### MATERIAL FOR THIS EXERCISE
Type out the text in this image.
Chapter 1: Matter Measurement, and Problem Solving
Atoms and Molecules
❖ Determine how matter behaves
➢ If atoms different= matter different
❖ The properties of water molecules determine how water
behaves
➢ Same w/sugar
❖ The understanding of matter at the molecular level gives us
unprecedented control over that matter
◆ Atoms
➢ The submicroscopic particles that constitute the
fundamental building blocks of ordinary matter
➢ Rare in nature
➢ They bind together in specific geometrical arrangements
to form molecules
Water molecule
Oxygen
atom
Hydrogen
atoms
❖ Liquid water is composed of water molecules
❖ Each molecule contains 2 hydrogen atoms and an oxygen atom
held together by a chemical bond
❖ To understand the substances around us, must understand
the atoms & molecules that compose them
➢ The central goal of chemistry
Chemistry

### SET PROBLEM
Reproduce the complete data exactly as presented above.

### EXERCISE RESPONSE
Type out the text in this image.
Chapter 1: Matter Measurement, and Problem Solving
Atoms and Molecules
❖ Determine how matter behaves
➢ If atoms different= matter different
❖ The properties of water molecules determine how water
behaves
➢ Same w/sugar
❖ The understanding of matter at the molecular level gives us
unprecedented control over that matter
◆ Atoms
➢ The submicroscopic particles that constitute the
fundamental building blocks of ordinary matter
➢ Rare in nature
➢ They bind together in specific geometrical arrangements
to form molecules
Water molecule
Oxygen
atom
Hydrogen
atoms
❖ Liquid water is composed of water molecules
❖ Each molecule contains 2 hydrogen atoms and an oxygen atom
held together by a chemical bond
❖ To understand the substances around us, must understand
the atoms & molecules that compose them
➢ The central goal of chemistry
Chemistry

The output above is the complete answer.